• STATED GOAL:
Copy each line of the records that contains the word "Plant".

• DATA ENTRIES:
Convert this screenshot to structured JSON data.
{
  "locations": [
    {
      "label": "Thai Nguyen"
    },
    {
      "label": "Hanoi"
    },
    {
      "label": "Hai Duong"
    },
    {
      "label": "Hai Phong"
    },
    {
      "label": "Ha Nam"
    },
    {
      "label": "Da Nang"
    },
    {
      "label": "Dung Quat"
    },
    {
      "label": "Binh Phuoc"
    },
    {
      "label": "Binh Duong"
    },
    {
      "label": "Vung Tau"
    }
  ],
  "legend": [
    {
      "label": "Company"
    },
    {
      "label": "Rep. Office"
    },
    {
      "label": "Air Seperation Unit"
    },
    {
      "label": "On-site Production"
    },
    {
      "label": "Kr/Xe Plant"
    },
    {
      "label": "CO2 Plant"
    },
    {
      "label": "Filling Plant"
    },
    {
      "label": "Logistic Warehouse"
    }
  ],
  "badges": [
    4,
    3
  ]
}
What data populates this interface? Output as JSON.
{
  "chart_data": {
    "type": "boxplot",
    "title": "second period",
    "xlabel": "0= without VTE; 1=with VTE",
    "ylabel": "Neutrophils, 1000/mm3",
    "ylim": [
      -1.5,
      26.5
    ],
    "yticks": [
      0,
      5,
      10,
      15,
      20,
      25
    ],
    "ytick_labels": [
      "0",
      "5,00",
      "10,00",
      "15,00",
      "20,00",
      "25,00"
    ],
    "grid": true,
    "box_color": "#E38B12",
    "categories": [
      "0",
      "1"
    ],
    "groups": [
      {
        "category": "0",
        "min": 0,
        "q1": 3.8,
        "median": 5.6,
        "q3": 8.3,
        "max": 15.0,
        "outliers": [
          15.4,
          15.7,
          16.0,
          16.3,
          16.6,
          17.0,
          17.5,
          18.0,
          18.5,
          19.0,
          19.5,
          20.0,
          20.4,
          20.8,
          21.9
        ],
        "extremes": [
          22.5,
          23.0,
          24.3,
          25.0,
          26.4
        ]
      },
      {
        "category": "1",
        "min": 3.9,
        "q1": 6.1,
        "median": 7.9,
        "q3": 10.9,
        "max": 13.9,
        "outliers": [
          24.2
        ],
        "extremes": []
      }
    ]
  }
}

• SOLUTION FOR THIS TASK:
      "label": "Kr/Xe Plant"
      "label": "CO2 Plant"
      "label": "Filling Plant"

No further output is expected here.